**DATA EXCERPTS**:
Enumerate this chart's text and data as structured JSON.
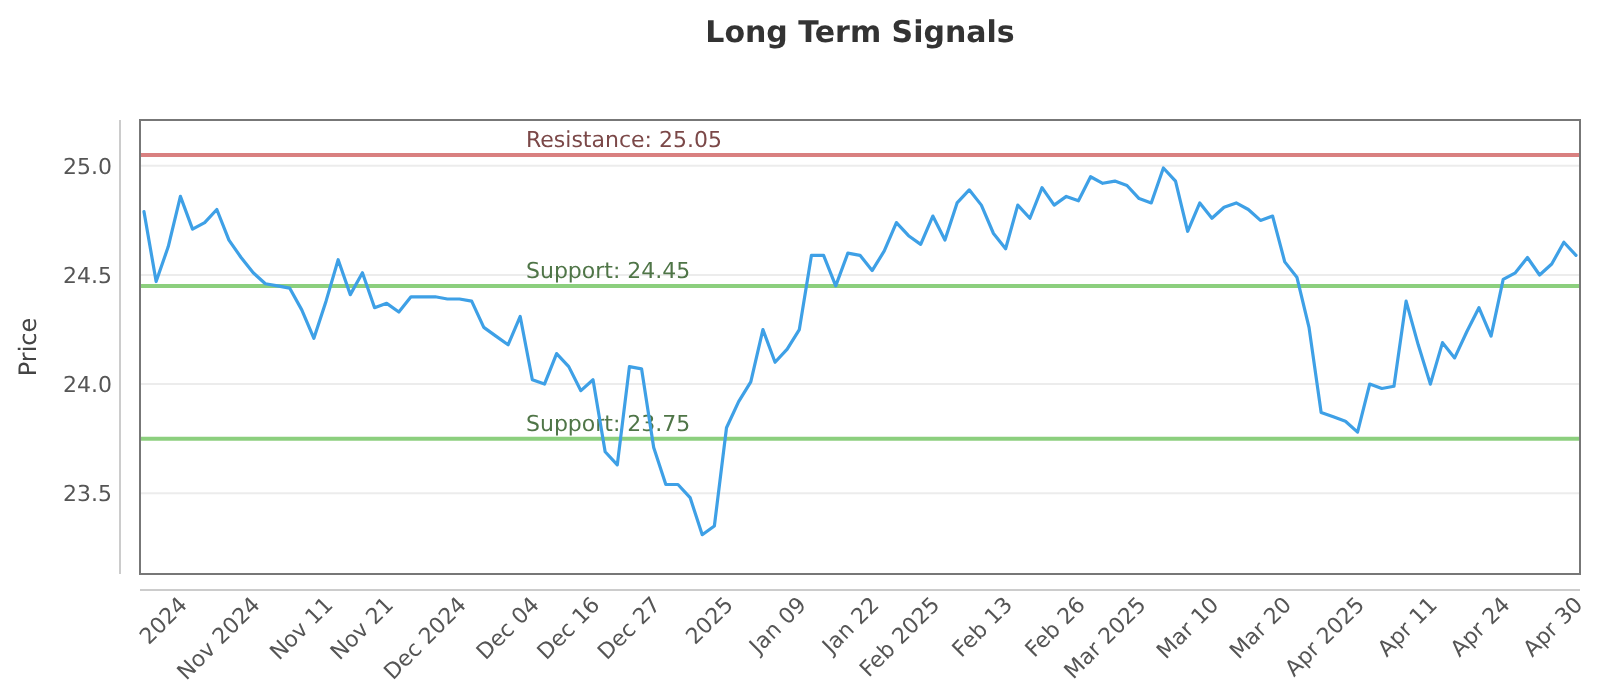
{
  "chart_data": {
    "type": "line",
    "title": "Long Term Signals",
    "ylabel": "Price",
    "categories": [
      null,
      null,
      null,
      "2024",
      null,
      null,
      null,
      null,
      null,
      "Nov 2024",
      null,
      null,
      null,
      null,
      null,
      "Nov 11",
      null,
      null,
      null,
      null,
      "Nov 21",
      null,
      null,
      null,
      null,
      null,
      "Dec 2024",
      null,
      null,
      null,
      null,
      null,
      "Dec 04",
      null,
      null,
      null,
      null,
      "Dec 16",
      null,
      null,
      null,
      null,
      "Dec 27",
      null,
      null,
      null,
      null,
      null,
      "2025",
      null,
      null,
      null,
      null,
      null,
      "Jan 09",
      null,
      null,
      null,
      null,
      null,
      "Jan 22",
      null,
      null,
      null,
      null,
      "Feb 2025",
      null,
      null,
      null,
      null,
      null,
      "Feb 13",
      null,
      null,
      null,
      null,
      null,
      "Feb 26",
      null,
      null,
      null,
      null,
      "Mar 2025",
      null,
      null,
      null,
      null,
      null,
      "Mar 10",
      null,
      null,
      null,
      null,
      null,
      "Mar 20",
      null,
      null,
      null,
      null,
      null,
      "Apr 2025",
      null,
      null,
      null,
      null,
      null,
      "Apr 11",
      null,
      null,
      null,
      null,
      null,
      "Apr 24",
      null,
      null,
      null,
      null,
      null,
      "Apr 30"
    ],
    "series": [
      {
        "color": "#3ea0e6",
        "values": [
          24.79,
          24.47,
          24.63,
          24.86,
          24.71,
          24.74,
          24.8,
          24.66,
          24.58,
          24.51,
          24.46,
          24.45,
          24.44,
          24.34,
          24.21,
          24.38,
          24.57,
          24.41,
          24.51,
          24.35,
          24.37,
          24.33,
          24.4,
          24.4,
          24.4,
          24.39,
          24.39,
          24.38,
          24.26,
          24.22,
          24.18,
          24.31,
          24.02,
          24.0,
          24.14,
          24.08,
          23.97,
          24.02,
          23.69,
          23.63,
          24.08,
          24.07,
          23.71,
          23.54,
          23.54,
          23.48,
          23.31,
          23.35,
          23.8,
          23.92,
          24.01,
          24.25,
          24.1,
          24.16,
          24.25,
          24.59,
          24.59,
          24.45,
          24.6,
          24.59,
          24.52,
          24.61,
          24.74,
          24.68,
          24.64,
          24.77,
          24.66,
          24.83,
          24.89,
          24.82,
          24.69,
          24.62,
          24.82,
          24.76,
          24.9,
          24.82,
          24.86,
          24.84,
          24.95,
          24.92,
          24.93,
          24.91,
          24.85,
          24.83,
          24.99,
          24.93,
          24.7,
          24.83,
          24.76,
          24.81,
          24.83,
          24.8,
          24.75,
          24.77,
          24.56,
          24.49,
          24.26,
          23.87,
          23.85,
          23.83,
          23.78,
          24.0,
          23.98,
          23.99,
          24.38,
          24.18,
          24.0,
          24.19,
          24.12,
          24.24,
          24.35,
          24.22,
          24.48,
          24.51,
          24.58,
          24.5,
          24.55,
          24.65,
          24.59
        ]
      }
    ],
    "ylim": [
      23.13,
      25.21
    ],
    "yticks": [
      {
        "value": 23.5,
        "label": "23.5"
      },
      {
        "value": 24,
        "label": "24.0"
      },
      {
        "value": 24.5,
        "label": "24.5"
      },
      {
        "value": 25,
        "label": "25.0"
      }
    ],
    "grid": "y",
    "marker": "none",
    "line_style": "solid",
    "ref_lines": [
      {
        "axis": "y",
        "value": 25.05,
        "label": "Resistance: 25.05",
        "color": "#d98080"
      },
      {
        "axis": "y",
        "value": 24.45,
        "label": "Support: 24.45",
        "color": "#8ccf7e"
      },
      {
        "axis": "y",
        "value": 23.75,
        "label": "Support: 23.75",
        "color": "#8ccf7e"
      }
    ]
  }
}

**TASK BRIEF**: Leave out the pictures, and give all the records again exactly.

**COMPLETED EXERCISE**:
Enumerate this chart's text and data as structured JSON.
{
  "chart_data": {
    "type": "line",
    "title": "Long Term Signals",
    "ylabel": "Price",
    "categories": [
      null,
      null,
      null,
      "2024",
      null,
      null,
      null,
      null,
      null,
      "Nov 2024",
      null,
      null,
      null,
      null,
      null,
      "Nov 11",
      null,
      null,
      null,
      null,
      "Nov 21",
      null,
      null,
      null,
      null,
      null,
      "Dec 2024",
      null,
      null,
      null,
      null,
      null,
      "Dec 04",
      null,
      null,
      null,
      null,
      "Dec 16",
      null,
      null,
      null,
      null,
      "Dec 27",
      null,
      null,
      null,
      null,
      null,
      "2025",
      null,
      null,
      null,
      null,
      null,
      "Jan 09",
      null,
      null,
      null,
      null,
      null,
      "Jan 22",
      null,
      null,
      null,
      null,
      "Feb 2025",
      null,
      null,
      null,
      null,
      null,
      "Feb 13",
      null,
      null,
      null,
      null,
      null,
      "Feb 26",
      null,
      null,
      null,
      null,
      "Mar 2025",
      null,
      null,
      null,
      null,
      null,
      "Mar 10",
      null,
      null,
      null,
      null,
      null,
      "Mar 20",
      null,
      null,
      null,
      null,
      null,
      "Apr 2025",
      null,
      null,
      null,
      null,
      null,
      "Apr 11",
      null,
      null,
      null,
      null,
      null,
      "Apr 24",
      null,
      null,
      null,
      null,
      null,
      "Apr 30"
    ],
    "series": [
      {
        "color": "#3ea0e6",
        "values": [
          24.79,
          24.47,
          24.63,
          24.86,
          24.71,
          24.74,
          24.8,
          24.66,
          24.58,
          24.51,
          24.46,
          24.45,
          24.44,
          24.34,
          24.21,
          24.38,
          24.57,
          24.41,
          24.51,
          24.35,
          24.37,
          24.33,
          24.4,
          24.4,
          24.4,
          24.39,
          24.39,
          24.38,
          24.26,
          24.22,
          24.18,
          24.31,
          24.02,
          24.0,
          24.14,
          24.08,
          23.97,
          24.02,
          23.69,
          23.63,
          24.08,
          24.07,
          23.71,
          23.54,
          23.54,
          23.48,
          23.31,
          23.35,
          23.8,
          23.92,
          24.01,
          24.25,
          24.1,
          24.16,
          24.25,
          24.59,
          24.59,
          24.45,
          24.6,
          24.59,
          24.52,
          24.61,
          24.74,
          24.68,
          24.64,
          24.77,
          24.66,
          24.83,
          24.89,
          24.82,
          24.69,
          24.62,
          24.82,
          24.76,
          24.9,
          24.82,
          24.86,
          24.84,
          24.95,
          24.92,
          24.93,
          24.91,
          24.85,
          24.83,
          24.99,
          24.93,
          24.7,
          24.83,
          24.76,
          24.81,
          24.83,
          24.8,
          24.75,
          24.77,
          24.56,
          24.49,
          24.26,
          23.87,
          23.85,
          23.83,
          23.78,
          24.0,
          23.98,
          23.99,
          24.38,
          24.18,
          24.0,
          24.19,
          24.12,
          24.24,
          24.35,
          24.22,
          24.48,
          24.51,
          24.58,
          24.5,
          24.55,
          24.65,
          24.59
        ]
      }
    ],
    "ylim": [
      23.13,
      25.21
    ],
    "yticks": [
      {
        "value": 23.5,
        "label": "23.5"
      },
      {
        "value": 24,
        "label": "24.0"
      },
      {
        "value": 24.5,
        "label": "24.5"
      },
      {
        "value": 25,
        "label": "25.0"
      }
    ],
    "grid": "y",
    "marker": "none",
    "line_style": "solid",
    "ref_lines": [
      {
        "axis": "y",
        "value": 25.05,
        "label": "Resistance: 25.05",
        "color": "#d98080"
      },
      {
        "axis": "y",
        "value": 24.45,
        "label": "Support: 24.45",
        "color": "#8ccf7e"
      },
      {
        "axis": "y",
        "value": 23.75,
        "label": "Support: 23.75",
        "color": "#8ccf7e"
      }
    ]
  }
}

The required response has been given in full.